Source records
···
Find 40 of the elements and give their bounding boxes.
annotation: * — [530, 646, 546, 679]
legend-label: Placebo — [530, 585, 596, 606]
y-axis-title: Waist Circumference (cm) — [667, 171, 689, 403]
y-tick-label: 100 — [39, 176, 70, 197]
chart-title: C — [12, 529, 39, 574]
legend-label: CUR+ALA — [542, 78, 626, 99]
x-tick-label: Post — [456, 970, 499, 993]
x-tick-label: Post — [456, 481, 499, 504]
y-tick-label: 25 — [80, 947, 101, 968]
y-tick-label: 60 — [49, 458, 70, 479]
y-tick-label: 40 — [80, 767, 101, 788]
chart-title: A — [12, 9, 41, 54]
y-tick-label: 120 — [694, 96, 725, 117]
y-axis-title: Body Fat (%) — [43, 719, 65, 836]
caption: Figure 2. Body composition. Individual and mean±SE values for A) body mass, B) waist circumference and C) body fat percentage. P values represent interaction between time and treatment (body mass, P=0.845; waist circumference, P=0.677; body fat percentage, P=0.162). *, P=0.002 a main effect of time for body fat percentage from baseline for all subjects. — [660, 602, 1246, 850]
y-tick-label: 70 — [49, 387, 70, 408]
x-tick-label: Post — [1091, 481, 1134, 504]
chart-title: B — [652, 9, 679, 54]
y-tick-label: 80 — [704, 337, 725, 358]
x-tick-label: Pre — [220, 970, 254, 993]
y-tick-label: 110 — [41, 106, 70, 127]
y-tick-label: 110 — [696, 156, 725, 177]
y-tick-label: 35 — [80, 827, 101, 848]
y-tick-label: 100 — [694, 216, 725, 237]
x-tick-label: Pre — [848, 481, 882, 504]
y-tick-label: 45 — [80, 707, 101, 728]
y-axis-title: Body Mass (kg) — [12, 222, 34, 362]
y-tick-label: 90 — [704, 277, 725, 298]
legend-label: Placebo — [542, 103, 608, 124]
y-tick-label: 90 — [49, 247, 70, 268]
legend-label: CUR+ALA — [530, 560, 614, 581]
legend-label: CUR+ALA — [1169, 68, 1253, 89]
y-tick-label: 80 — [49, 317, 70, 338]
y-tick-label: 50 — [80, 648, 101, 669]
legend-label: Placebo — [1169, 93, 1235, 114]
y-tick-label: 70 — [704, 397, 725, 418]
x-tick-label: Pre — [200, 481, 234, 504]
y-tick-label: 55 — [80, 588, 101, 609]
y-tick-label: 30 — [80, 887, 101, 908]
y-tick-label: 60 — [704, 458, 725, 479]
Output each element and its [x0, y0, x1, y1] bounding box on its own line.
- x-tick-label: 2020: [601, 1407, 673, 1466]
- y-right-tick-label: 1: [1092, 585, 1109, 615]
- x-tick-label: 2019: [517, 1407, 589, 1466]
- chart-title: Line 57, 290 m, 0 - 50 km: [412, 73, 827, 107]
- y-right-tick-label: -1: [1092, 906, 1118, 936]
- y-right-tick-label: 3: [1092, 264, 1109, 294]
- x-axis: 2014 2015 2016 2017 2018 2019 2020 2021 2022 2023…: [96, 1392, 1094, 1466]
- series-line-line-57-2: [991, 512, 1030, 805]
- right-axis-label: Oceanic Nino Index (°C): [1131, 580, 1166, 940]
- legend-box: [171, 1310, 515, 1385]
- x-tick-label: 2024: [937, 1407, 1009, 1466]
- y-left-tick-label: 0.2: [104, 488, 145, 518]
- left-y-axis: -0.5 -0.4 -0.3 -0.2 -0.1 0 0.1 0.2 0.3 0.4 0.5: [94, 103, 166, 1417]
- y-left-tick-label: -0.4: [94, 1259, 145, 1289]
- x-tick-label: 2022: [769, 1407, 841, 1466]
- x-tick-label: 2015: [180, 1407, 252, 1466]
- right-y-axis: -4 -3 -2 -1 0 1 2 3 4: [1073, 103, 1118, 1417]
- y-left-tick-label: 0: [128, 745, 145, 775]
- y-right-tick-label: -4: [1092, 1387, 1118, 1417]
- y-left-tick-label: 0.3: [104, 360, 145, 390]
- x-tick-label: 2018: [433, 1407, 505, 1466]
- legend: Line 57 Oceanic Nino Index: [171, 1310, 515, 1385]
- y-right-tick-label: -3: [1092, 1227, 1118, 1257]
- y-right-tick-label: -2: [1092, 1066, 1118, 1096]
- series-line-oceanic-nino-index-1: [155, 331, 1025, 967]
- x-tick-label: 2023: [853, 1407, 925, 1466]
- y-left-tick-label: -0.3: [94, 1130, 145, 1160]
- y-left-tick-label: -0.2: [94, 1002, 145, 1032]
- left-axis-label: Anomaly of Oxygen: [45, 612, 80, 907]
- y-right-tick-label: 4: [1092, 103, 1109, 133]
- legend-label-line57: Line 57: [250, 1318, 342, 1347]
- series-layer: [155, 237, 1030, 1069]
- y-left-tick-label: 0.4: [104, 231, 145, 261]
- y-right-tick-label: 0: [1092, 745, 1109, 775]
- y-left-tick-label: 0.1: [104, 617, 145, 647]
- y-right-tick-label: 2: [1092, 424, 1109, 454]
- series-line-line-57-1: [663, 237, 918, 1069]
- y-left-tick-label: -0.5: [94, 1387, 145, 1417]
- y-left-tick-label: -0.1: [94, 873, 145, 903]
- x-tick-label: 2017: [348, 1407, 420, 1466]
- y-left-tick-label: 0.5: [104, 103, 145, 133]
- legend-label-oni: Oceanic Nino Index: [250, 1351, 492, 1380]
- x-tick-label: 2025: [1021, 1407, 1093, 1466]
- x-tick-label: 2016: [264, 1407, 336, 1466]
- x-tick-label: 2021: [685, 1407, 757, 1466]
···
**Prompt:** Identify each of the lines above that contains the word "bounding", and copy every one of them.

**Result for this exercise:**
Find 40 of the elements and give their bounding boxes.
Output each element and its [x0, y0, x1, y1] bounding box on its own line.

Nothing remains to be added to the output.